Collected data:
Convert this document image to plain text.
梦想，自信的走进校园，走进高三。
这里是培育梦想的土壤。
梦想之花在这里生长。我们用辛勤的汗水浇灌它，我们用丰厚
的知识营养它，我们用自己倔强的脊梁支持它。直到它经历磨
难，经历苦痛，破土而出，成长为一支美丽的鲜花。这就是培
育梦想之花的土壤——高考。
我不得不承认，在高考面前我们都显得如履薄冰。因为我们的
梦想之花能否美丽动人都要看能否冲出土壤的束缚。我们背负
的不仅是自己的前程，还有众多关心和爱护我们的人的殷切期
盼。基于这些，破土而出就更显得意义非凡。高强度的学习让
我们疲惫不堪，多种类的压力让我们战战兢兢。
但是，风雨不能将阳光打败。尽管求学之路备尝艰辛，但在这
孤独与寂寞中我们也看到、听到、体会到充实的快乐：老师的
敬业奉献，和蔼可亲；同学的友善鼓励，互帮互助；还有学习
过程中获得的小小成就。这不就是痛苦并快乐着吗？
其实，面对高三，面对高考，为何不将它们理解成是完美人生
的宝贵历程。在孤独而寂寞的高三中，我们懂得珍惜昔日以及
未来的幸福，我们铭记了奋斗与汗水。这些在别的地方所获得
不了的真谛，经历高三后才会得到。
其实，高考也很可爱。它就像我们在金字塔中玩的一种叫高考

==

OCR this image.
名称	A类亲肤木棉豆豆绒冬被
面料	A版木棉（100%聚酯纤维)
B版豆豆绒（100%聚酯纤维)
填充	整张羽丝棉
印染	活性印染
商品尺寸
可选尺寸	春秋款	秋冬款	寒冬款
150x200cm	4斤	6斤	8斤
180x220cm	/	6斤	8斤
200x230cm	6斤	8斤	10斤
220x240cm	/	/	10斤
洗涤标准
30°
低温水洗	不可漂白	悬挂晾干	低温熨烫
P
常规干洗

Short task:
Scan the lines for the string "image". Copy out each line that matches.

Task output:
Convert this document image to plain text.
OCR this image.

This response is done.